DATA FOR PROCESSING:
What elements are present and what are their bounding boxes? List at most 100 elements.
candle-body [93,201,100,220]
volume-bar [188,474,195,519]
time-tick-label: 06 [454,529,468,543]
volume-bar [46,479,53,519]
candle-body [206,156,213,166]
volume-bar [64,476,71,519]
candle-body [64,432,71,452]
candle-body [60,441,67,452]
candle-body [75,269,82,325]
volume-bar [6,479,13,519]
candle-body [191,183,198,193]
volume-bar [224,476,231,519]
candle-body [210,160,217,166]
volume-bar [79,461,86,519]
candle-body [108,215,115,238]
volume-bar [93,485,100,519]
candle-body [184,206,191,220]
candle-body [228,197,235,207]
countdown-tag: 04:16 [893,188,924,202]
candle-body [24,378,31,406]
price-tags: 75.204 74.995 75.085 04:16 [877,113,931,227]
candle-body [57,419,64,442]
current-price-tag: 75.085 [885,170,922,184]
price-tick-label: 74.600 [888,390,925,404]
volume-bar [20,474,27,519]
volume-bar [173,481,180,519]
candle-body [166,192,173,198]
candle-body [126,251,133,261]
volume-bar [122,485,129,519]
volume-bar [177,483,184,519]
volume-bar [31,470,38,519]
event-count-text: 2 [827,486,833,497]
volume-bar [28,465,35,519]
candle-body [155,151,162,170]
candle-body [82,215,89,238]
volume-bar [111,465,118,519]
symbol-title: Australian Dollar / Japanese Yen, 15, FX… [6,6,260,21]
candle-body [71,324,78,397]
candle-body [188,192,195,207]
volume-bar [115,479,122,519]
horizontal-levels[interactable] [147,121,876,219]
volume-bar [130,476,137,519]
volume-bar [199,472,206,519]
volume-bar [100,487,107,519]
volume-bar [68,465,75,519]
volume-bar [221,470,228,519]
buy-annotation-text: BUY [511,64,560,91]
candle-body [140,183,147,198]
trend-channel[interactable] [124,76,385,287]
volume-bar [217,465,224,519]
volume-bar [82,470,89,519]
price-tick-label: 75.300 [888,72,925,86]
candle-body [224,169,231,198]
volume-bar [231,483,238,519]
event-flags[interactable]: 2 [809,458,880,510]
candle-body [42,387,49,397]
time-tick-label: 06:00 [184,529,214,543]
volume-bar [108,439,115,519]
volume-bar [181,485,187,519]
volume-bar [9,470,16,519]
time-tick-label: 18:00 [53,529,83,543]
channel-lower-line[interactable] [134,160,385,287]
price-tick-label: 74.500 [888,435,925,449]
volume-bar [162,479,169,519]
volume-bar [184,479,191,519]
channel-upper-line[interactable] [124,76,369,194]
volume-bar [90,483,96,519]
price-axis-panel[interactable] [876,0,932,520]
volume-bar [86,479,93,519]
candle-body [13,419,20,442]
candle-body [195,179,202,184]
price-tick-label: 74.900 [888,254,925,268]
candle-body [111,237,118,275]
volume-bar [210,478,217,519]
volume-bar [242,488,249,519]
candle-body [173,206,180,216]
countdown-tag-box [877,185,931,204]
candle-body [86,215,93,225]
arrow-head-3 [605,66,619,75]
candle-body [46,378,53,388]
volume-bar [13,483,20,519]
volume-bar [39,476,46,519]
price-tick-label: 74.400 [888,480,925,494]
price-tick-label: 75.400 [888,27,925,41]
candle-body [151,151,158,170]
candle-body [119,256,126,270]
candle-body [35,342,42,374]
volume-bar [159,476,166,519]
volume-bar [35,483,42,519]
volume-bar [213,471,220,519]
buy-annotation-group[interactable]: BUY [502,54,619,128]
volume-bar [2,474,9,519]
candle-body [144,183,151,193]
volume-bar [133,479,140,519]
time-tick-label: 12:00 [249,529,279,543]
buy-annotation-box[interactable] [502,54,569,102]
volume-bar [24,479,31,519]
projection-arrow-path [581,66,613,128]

INSTRUCTIONS TO FOLLOW: Copy every entry above line for line, with no changes.

WRITTEN SOLUTION:
What elements are present and what are their bounding boxes? List at most 100 elements.
candle-body [93,201,100,220]
volume-bar [188,474,195,519]
time-tick-label: 06 [454,529,468,543]
volume-bar [46,479,53,519]
candle-body [206,156,213,166]
volume-bar [64,476,71,519]
candle-body [64,432,71,452]
candle-body [60,441,67,452]
candle-body [75,269,82,325]
volume-bar [6,479,13,519]
candle-body [191,183,198,193]
volume-bar [224,476,231,519]
candle-body [210,160,217,166]
volume-bar [79,461,86,519]
candle-body [108,215,115,238]
volume-bar [93,485,100,519]
candle-body [184,206,191,220]
candle-body [228,197,235,207]
countdown-tag: 04:16 [893,188,924,202]
candle-body [24,378,31,406]
price-tags: 75.204 74.995 75.085 04:16 [877,113,931,227]
candle-body [57,419,64,442]
current-price-tag: 75.085 [885,170,922,184]
price-tick-label: 74.600 [888,390,925,404]
volume-bar [20,474,27,519]
volume-bar [173,481,180,519]
candle-body [166,192,173,198]
candle-body [126,251,133,261]
volume-bar [122,485,129,519]
volume-bar [177,483,184,519]
volume-bar [31,470,38,519]
event-count-text: 2 [827,486,833,497]
volume-bar [28,465,35,519]
candle-body [155,151,162,170]
candle-body [82,215,89,238]
volume-bar [111,465,118,519]
symbol-title: Australian Dollar / Japanese Yen, 15, FX… [6,6,260,21]
candle-body [71,324,78,397]
candle-body [188,192,195,207]
volume-bar [115,479,122,519]
horizontal-levels[interactable] [147,121,876,219]
volume-bar [130,476,137,519]
volume-bar [199,472,206,519]
volume-bar [100,487,107,519]
volume-bar [68,465,75,519]
volume-bar [221,470,228,519]
buy-annotation-text: BUY [511,64,560,91]
candle-body [140,183,147,198]
trend-channel[interactable] [124,76,385,287]
volume-bar [217,465,224,519]
volume-bar [82,470,89,519]
price-tick-label: 75.300 [888,72,925,86]
candle-body [224,169,231,198]
volume-bar [231,483,238,519]
event-flags[interactable]: 2 [809,458,880,510]
candle-body [42,387,49,397]
time-tick-label: 06:00 [184,529,214,543]
volume-bar [108,439,115,519]
volume-bar [181,485,187,519]
volume-bar [9,470,16,519]
time-tick-label: 18:00 [53,529,83,543]
channel-lower-line[interactable] [134,160,385,287]
price-tick-label: 74.500 [888,435,925,449]
volume-bar [162,479,169,519]
volume-bar [184,479,191,519]
channel-upper-line[interactable] [124,76,369,194]
volume-bar [90,483,96,519]
price-axis-panel[interactable] [876,0,932,520]
volume-bar [86,479,93,519]
candle-body [13,419,20,442]
candle-body [195,179,202,184]
price-tick-label: 74.900 [888,254,925,268]
candle-body [111,237,118,275]
volume-bar [210,478,217,519]
volume-bar [242,488,249,519]
candle-body [173,206,180,216]
countdown-tag-box [877,185,931,204]
candle-body [86,215,93,225]
arrow-head-3 [605,66,619,75]
candle-body [46,378,53,388]
volume-bar [13,483,20,519]
volume-bar [39,476,46,519]
price-tick-label: 74.400 [888,480,925,494]
price-tick-label: 75.400 [888,27,925,41]
candle-body [151,151,158,170]
candle-body [119,256,126,270]
candle-body [35,342,42,374]
volume-bar [159,476,166,519]
volume-bar [35,483,42,519]
volume-bar [213,471,220,519]
buy-annotation-group[interactable]: BUY [502,54,619,128]
volume-bar [2,474,9,519]
candle-body [144,183,151,193]
volume-bar [133,479,140,519]
time-tick-label: 12:00 [249,529,279,543]
buy-annotation-box[interactable] [502,54,569,102]
volume-bar [24,479,31,519]
projection-arrow-path [581,66,613,128]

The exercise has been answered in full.